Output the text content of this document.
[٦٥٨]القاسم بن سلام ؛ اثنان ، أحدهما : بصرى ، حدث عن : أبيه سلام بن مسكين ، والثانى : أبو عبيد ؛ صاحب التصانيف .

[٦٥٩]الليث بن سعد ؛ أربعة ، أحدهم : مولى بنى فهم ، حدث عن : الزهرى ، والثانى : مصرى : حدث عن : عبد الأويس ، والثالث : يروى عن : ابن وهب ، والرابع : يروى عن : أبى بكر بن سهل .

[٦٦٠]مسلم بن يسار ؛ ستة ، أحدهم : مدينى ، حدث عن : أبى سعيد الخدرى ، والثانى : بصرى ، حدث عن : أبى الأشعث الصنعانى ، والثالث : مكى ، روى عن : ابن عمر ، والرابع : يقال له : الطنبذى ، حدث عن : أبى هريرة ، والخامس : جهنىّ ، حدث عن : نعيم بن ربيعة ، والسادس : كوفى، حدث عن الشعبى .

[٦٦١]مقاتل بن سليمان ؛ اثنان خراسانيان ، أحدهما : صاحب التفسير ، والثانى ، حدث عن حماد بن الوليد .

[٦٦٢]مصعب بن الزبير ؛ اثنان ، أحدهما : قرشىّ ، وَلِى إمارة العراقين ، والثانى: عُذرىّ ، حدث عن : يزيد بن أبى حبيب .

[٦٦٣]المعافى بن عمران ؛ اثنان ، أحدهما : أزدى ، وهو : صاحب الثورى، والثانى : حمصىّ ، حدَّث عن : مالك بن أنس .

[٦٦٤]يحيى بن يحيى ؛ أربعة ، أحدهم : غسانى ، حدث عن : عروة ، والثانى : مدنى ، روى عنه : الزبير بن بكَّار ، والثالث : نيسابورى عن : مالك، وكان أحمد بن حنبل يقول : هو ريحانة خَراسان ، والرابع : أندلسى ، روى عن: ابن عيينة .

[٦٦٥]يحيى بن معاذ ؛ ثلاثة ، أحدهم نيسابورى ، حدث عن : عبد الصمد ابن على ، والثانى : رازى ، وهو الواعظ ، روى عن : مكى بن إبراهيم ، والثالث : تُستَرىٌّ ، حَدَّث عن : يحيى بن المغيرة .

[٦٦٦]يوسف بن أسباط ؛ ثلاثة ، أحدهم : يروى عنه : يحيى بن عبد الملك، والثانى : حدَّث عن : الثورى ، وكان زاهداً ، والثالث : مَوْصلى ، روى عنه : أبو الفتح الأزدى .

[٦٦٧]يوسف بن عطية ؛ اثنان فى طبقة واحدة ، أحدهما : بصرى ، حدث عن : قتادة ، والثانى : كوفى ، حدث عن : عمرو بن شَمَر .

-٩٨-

Given task: Repeat the records above exactly, leaving none out.

Answer to this task:
Output the text content of this document.
[٦٥٨]القاسم بن سلام ؛ اثنان ، أحدهما : بصرى ، حدث عن : أبيه سلام بن مسكين ، والثانى : أبو عبيد ؛ صاحب التصانيف .

[٦٥٩]الليث بن سعد ؛ أربعة ، أحدهم : مولى بنى فهم ، حدث عن : الزهرى ، والثانى : مصرى : حدث عن : عبد الأويس ، والثالث : يروى عن : ابن وهب ، والرابع : يروى عن : أبى بكر بن سهل .

[٦٦٠]مسلم بن يسار ؛ ستة ، أحدهم : مدينى ، حدث عن : أبى سعيد الخدرى ، والثانى : بصرى ، حدث عن : أبى الأشعث الصنعانى ، والثالث : مكى ، روى عن : ابن عمر ، والرابع : يقال له : الطنبذى ، حدث عن : أبى هريرة ، والخامس : جهنىّ ، حدث عن : نعيم بن ربيعة ، والسادس : كوفى، حدث عن الشعبى .

[٦٦١]مقاتل بن سليمان ؛ اثنان خراسانيان ، أحدهما : صاحب التفسير ، والثانى ، حدث عن حماد بن الوليد .

[٦٦٢]مصعب بن الزبير ؛ اثنان ، أحدهما : قرشىّ ، وَلِى إمارة العراقين ، والثانى: عُذرىّ ، حدث عن : يزيد بن أبى حبيب .

[٦٦٣]المعافى بن عمران ؛ اثنان ، أحدهما : أزدى ، وهو : صاحب الثورى، والثانى : حمصىّ ، حدَّث عن : مالك بن أنس .

[٦٦٤]يحيى بن يحيى ؛ أربعة ، أحدهم : غسانى ، حدث عن : عروة ، والثانى : مدنى ، روى عنه : الزبير بن بكَّار ، والثالث : نيسابورى عن : مالك، وكان أحمد بن حنبل يقول : هو ريحانة خَراسان ، والرابع : أندلسى ، روى عن: ابن عيينة .

[٦٦٥]يحيى بن معاذ ؛ ثلاثة ، أحدهم نيسابورى ، حدث عن : عبد الصمد ابن على ، والثانى : رازى ، وهو الواعظ ، روى عن : مكى بن إبراهيم ، والثالث : تُستَرىٌّ ، حَدَّث عن : يحيى بن المغيرة .

[٦٦٦]يوسف بن أسباط ؛ ثلاثة ، أحدهم : يروى عنه : يحيى بن عبد الملك، والثانى : حدَّث عن : الثورى ، وكان زاهداً ، والثالث : مَوْصلى ، روى عنه : أبو الفتح الأزدى .

[٦٦٧]يوسف بن عطية ؛ اثنان فى طبقة واحدة ، أحدهما : بصرى ، حدث عن : قتادة ، والثانى : كوفى ، حدث عن : عمرو بن شَمَر .

-٩٨-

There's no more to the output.